## [WHAT YOU WILL DO]
Without the pictures, return all of the material exactly as written.

**** PROVIDED MATERIAL ****

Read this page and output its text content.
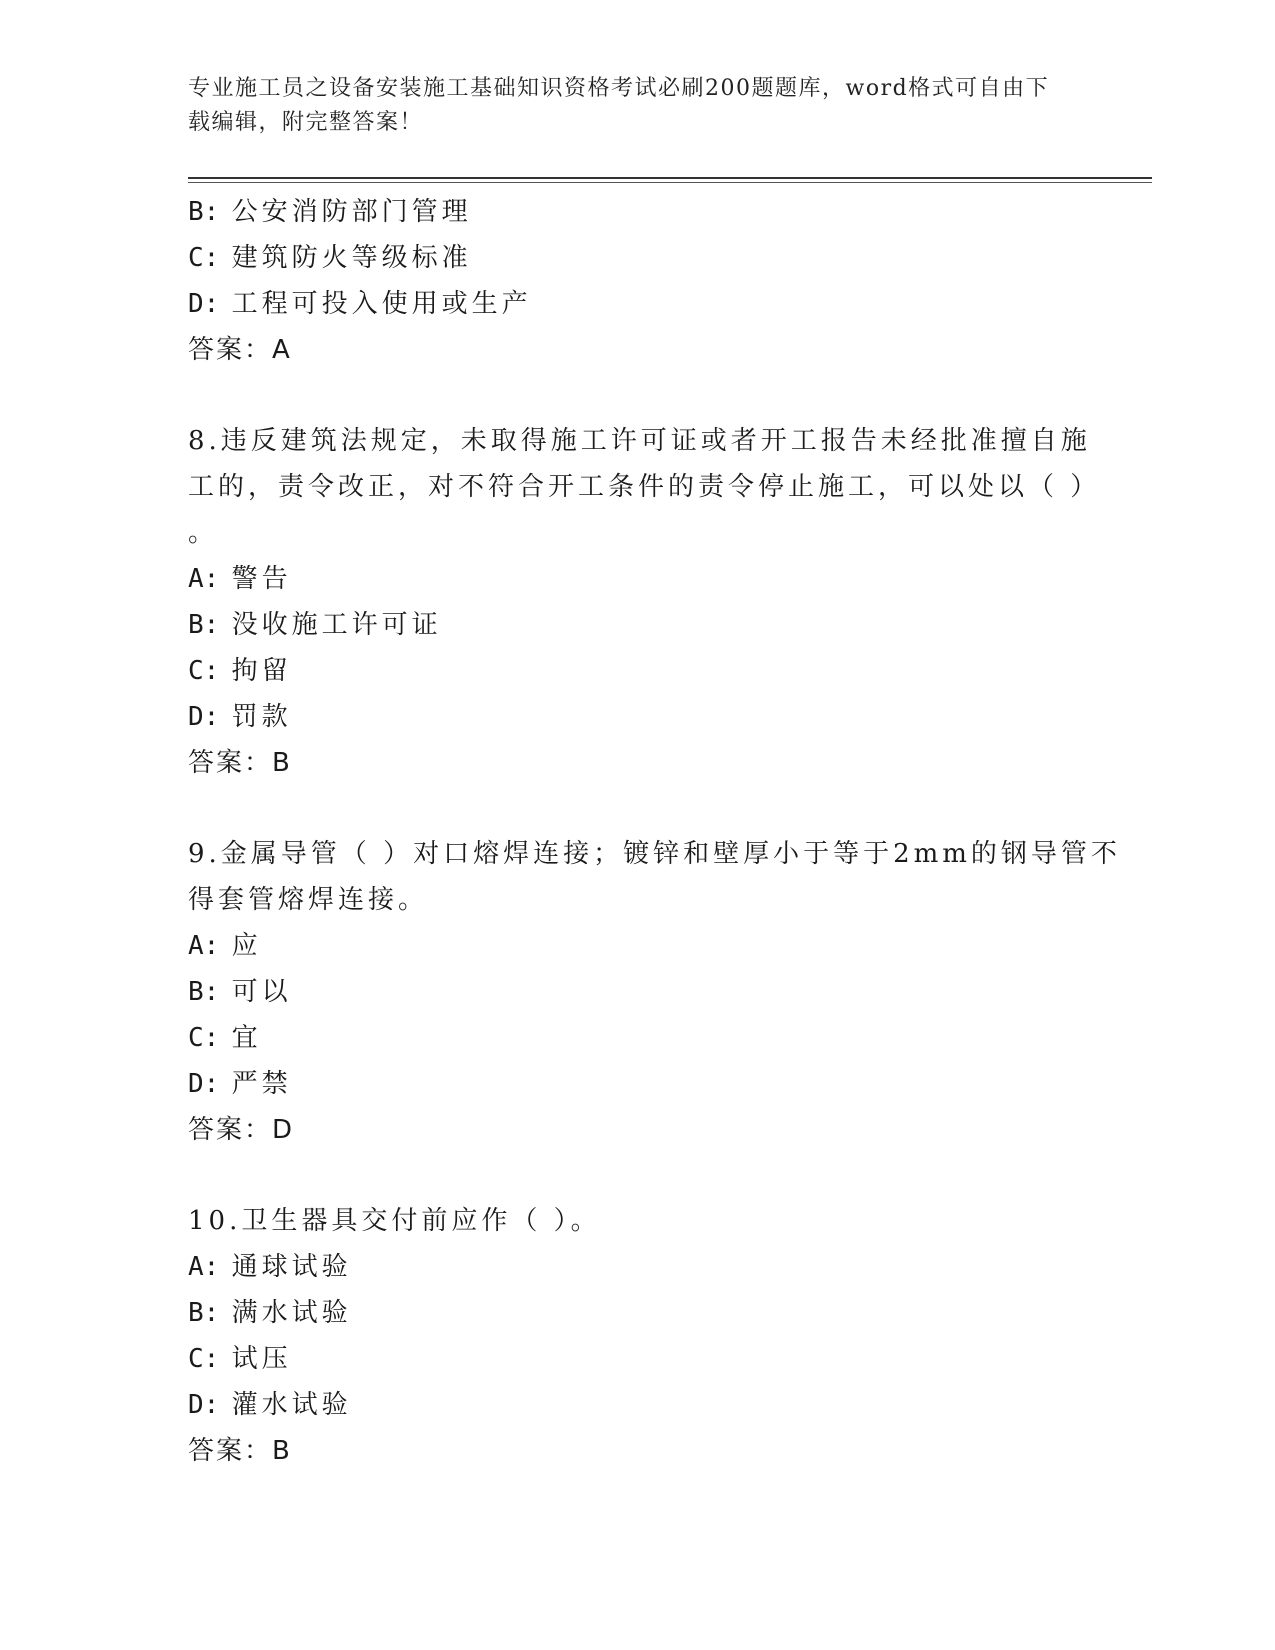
专业施工员之设备安装施工基础知识资格考试必刷200题题库，word格式可自由下载编辑，附完整答案！
B: 公安消防部门管理
C: 建筑防火等级标准
D: 工程可投入使用或生产
答案：A
8.违反建筑法规定，未取得施工许可证或者开工报告未经批准擅自施
工的，责令改正，对不符合开工条件的责令停止施工，可以处以（ ）
。
A: 警告
B: 没收施工许可证
C: 拘留
D: 罚款
答案：B
9.金属导管（ ）对口熔焊连接；镀锌和壁厚小于等于2mm的钢导管不
得套管熔焊连接。
A: 应
B: 可以
C: 宜
D: 严禁
答案：D
10.卫生器具交付前应作（ ）。
A: 通球试验
B: 满水试验
C: 试压
D: 灌水试验
答案：B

****

## [RESPONSE]
Read this page and output its text content.
专业施工员之设备安装施工基础知识资格考试必刷200题题库，word格式可自由下载编辑，附完整答案！
B: 公安消防部门管理
C: 建筑防火等级标准
D: 工程可投入使用或生产
答案：A
8.违反建筑法规定，未取得施工许可证或者开工报告未经批准擅自施
工的，责令改正，对不符合开工条件的责令停止施工，可以处以（ ）
。
A: 警告
B: 没收施工许可证
C: 拘留
D: 罚款
答案：B
9.金属导管（ ）对口熔焊连接；镀锌和壁厚小于等于2mm的钢导管不
得套管熔焊连接。
A: 应
B: 可以
C: 宜
D: 严禁
答案：D
10.卫生器具交付前应作（ ）。
A: 通球试验
B: 满水试验
C: 试压
D: 灌水试验
答案：B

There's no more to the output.